§ **TASK**
Only lines with the word "training" are needed; collect each of them from the listing below.

----- EXERCISE INPUT -----

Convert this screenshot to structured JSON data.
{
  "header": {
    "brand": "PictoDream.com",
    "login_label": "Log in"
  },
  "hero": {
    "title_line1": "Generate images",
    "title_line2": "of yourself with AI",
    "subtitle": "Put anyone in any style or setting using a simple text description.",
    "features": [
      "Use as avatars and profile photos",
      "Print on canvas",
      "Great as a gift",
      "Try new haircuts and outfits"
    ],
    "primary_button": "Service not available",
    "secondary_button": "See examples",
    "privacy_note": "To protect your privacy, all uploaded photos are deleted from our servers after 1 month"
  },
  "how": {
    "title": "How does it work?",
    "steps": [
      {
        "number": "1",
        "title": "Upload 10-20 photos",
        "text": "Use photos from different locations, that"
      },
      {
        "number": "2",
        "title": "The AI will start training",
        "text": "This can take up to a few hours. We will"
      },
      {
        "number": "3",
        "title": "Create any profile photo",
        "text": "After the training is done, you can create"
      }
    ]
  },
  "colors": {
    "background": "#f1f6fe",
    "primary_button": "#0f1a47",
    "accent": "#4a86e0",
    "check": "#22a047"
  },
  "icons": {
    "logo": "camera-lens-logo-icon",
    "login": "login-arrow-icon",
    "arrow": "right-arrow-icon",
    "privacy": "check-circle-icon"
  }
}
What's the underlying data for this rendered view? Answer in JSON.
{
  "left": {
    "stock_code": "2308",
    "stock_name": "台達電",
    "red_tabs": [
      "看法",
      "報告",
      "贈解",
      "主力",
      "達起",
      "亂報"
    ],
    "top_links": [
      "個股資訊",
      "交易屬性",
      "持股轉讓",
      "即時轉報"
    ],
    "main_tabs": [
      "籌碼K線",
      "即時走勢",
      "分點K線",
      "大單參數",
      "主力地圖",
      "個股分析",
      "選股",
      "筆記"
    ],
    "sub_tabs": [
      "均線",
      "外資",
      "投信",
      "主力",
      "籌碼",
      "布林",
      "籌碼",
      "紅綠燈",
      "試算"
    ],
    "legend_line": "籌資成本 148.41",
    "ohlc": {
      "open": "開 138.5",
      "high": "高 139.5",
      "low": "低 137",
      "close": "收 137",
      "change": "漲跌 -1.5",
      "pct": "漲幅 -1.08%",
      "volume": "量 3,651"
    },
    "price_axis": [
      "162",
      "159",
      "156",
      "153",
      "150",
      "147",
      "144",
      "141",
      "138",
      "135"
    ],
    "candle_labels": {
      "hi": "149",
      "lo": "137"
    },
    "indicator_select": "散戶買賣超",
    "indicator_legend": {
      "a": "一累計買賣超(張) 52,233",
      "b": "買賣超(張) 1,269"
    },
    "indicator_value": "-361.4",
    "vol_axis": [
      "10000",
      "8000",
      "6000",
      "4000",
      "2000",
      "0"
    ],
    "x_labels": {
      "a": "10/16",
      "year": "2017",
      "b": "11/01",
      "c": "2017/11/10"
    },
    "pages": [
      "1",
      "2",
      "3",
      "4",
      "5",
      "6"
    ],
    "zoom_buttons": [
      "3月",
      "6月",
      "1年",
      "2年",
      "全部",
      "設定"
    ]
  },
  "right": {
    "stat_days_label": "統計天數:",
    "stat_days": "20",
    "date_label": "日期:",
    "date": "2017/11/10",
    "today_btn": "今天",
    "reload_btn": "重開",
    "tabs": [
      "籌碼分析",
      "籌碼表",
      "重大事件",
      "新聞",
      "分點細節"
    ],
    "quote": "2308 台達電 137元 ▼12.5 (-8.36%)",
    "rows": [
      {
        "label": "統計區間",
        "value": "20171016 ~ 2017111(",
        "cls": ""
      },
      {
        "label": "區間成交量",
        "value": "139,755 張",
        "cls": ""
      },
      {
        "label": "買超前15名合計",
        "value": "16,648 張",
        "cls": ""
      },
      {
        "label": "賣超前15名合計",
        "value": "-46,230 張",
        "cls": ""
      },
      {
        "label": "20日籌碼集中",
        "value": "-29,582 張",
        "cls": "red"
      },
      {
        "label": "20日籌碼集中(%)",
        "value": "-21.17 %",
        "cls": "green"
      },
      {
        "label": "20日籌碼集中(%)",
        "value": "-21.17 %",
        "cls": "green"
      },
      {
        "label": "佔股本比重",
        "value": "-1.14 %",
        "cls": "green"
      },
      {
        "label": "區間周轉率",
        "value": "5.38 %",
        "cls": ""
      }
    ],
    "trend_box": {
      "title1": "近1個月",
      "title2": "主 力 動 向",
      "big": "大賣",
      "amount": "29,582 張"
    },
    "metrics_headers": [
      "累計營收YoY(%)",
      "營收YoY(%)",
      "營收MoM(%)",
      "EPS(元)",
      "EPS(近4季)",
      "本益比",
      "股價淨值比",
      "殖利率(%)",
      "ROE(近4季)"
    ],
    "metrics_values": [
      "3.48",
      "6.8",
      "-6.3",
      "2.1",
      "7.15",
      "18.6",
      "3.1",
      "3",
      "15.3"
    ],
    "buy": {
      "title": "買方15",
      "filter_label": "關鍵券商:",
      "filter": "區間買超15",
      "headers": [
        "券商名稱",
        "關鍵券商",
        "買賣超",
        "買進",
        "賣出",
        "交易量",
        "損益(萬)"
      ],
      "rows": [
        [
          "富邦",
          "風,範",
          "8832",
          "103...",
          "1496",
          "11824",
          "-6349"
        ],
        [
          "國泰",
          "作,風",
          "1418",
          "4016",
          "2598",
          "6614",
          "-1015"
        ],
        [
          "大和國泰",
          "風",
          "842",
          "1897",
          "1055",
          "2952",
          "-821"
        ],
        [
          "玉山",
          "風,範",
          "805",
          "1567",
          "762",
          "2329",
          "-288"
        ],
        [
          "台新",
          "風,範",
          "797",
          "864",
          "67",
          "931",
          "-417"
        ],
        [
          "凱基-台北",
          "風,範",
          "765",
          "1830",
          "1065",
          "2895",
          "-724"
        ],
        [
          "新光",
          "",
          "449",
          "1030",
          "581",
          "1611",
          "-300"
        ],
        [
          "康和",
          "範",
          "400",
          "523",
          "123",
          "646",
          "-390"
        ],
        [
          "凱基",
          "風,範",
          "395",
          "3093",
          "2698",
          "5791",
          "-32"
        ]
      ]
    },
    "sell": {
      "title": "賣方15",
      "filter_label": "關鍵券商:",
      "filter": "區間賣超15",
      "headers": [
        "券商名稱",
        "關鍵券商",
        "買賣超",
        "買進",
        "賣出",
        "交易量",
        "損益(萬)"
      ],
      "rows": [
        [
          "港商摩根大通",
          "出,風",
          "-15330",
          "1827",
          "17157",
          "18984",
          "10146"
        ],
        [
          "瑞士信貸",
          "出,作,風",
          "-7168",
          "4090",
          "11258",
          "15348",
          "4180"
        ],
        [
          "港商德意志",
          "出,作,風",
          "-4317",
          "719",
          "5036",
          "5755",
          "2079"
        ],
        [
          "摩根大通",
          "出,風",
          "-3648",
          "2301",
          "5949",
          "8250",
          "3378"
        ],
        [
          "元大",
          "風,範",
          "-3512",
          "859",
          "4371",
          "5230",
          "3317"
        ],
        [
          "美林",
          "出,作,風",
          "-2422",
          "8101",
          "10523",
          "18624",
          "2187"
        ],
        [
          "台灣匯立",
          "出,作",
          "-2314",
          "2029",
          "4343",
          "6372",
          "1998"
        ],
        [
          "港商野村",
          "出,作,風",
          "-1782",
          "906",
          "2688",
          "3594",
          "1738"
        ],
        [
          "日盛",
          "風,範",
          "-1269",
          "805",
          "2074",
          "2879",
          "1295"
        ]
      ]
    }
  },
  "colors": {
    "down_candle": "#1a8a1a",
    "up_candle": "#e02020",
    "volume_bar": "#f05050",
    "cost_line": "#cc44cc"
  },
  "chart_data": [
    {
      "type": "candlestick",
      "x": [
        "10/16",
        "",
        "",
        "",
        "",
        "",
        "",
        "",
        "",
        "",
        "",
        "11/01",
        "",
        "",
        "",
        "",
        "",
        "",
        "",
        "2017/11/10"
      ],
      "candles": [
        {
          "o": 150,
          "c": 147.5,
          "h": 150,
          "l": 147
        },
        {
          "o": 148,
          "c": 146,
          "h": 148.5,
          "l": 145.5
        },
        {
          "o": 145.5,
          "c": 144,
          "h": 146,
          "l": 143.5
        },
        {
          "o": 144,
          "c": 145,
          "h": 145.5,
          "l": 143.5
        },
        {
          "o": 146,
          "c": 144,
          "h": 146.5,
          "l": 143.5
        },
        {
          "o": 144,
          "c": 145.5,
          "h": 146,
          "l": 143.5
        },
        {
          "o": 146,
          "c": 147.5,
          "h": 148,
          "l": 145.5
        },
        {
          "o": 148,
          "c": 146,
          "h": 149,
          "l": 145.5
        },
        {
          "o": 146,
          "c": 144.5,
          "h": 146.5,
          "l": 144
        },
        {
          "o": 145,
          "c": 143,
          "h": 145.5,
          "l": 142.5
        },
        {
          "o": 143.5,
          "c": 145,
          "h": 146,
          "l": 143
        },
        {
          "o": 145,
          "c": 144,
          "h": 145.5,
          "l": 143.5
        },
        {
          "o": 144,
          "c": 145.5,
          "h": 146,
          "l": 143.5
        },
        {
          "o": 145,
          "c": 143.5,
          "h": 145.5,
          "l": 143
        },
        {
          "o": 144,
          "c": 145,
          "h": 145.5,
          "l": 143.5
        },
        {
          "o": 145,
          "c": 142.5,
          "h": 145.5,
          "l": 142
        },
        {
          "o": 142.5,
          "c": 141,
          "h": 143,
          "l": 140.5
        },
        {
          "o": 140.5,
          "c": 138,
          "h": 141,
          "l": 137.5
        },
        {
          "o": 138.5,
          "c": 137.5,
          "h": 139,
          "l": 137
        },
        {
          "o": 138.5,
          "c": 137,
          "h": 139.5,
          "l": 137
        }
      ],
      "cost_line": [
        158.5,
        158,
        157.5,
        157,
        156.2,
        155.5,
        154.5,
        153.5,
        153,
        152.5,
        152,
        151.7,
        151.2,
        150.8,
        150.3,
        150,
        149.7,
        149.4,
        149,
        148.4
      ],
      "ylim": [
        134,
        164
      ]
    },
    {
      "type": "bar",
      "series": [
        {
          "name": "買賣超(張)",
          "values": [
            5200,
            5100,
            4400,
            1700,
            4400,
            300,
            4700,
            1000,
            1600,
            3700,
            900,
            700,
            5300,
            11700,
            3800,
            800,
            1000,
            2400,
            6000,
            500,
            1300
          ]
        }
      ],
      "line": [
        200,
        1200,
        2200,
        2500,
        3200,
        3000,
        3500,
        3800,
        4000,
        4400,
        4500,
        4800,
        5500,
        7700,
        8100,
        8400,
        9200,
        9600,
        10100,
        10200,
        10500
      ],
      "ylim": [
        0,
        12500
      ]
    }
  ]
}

-----

§ **FULL OUTPUT**
        "title": "The AI will start training",
        "text": "After the training is done, you can create"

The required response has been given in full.